OBJECTIVE -
Collect each line containing "VALUES".

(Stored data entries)
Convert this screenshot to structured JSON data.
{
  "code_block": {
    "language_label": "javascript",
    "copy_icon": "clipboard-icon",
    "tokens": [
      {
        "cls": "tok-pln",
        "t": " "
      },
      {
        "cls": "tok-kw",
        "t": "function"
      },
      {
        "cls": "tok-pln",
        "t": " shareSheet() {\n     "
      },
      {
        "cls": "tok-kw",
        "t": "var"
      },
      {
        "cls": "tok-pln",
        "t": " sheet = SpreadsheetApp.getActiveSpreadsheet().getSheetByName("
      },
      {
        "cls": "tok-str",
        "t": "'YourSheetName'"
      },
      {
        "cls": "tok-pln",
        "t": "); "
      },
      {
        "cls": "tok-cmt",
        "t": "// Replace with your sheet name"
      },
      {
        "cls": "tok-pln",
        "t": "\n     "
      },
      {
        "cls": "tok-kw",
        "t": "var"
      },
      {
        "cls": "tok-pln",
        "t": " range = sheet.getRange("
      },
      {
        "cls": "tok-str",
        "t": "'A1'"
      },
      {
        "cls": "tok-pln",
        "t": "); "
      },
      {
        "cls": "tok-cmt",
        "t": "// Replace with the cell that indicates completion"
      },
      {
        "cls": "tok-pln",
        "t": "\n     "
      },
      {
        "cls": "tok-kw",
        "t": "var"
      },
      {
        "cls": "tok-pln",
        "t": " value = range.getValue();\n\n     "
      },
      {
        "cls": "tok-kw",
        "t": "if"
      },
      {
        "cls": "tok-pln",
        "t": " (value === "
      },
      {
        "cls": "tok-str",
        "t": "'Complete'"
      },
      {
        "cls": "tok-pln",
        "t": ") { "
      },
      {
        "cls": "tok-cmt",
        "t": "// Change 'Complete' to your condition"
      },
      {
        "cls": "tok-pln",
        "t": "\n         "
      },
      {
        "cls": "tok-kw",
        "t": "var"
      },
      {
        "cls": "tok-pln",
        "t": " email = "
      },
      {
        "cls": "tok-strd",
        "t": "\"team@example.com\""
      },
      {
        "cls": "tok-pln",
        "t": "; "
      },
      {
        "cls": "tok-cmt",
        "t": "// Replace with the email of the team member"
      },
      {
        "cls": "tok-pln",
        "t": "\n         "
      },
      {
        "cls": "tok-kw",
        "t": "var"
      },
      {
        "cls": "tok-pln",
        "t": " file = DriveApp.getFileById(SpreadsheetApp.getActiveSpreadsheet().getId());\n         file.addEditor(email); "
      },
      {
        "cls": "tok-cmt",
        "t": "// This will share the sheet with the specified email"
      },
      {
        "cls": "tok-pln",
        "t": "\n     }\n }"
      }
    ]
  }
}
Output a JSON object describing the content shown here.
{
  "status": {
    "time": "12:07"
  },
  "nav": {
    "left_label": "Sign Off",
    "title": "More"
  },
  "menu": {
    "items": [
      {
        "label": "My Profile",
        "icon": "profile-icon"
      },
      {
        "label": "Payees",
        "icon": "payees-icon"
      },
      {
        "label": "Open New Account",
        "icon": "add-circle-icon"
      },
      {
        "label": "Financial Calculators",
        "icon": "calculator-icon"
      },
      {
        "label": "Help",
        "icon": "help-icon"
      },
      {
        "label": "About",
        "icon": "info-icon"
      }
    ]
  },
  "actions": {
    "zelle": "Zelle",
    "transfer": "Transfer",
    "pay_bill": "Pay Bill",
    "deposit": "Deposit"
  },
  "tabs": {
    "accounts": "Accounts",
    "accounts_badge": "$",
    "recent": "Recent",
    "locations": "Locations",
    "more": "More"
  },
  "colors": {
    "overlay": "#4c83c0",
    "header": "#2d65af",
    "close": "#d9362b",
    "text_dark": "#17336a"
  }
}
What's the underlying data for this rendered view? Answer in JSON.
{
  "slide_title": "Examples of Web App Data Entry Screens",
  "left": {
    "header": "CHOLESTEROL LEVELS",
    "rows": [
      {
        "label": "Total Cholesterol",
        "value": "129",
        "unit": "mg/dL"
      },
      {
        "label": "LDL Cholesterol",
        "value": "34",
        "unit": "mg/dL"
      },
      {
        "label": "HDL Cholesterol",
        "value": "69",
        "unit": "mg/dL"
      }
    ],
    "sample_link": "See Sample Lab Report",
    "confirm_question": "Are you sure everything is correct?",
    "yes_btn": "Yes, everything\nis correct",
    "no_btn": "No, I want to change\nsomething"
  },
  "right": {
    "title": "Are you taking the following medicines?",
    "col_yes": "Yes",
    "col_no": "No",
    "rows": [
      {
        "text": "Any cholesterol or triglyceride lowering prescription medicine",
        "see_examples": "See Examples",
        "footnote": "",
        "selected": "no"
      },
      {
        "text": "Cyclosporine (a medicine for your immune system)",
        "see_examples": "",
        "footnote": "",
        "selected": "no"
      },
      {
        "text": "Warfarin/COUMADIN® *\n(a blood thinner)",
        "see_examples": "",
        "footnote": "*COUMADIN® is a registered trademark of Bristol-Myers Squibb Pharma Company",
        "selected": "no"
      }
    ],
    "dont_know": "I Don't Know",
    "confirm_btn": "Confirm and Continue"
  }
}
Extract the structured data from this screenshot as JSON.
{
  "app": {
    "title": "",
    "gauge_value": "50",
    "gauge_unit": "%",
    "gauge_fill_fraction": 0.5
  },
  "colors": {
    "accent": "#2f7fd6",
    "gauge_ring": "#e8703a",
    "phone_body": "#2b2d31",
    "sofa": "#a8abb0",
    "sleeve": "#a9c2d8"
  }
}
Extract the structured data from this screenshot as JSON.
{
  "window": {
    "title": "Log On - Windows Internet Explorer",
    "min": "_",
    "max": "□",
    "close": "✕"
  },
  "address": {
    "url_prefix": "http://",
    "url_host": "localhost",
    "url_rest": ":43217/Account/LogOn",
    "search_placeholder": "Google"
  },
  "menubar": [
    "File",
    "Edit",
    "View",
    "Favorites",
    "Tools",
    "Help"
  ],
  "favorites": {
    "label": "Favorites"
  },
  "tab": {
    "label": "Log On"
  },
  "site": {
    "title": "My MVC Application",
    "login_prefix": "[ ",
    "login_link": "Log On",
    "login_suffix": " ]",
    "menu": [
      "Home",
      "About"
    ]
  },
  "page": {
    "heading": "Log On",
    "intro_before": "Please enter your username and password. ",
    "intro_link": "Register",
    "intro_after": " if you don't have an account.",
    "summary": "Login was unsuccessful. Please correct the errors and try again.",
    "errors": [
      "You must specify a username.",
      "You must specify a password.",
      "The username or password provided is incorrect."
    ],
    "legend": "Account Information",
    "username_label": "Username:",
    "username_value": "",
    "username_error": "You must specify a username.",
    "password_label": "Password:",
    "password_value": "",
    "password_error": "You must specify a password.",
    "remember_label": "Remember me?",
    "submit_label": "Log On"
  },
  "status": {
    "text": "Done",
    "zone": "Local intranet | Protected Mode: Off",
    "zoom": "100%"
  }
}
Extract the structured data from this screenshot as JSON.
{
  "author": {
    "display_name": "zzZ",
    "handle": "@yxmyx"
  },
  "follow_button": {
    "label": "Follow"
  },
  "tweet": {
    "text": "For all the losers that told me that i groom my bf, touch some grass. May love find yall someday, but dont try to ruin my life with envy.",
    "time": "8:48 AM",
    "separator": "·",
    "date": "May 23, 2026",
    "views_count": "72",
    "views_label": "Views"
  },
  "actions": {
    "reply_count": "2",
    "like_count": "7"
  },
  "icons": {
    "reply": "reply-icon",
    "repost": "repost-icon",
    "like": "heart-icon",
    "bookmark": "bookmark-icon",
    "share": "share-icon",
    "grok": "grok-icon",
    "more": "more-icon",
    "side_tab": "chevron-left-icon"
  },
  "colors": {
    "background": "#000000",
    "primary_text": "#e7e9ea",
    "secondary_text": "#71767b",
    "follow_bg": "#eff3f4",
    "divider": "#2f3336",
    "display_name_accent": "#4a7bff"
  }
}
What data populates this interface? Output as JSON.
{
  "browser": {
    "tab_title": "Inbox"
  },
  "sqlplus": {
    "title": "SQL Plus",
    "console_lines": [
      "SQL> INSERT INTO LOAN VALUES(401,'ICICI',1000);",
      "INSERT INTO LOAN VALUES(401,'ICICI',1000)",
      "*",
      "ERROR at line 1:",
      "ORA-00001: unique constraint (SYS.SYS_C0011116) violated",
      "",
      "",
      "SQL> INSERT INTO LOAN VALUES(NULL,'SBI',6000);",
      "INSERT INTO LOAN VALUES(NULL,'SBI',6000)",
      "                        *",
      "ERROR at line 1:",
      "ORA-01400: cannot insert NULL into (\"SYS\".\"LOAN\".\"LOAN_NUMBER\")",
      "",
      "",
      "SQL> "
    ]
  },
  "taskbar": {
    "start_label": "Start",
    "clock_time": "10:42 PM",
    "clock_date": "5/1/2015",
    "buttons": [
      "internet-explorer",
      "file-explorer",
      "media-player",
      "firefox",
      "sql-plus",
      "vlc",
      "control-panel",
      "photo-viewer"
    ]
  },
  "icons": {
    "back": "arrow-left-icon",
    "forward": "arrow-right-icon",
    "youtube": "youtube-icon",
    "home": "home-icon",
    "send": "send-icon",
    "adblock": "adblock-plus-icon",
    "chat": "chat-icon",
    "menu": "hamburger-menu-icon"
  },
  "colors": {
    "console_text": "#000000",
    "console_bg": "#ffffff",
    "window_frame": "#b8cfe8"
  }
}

SOLUTION TO THIS TASK -
      "SQL> INSERT INTO LOAN VALUES(401,'ICICI',1000);",
      "INSERT INTO LOAN VALUES(401,'ICICI',1000)",
      "SQL> INSERT INTO LOAN VALUES(NULL,'SBI',6000);",
      "INSERT INTO LOAN VALUES(NULL,'SBI',6000)",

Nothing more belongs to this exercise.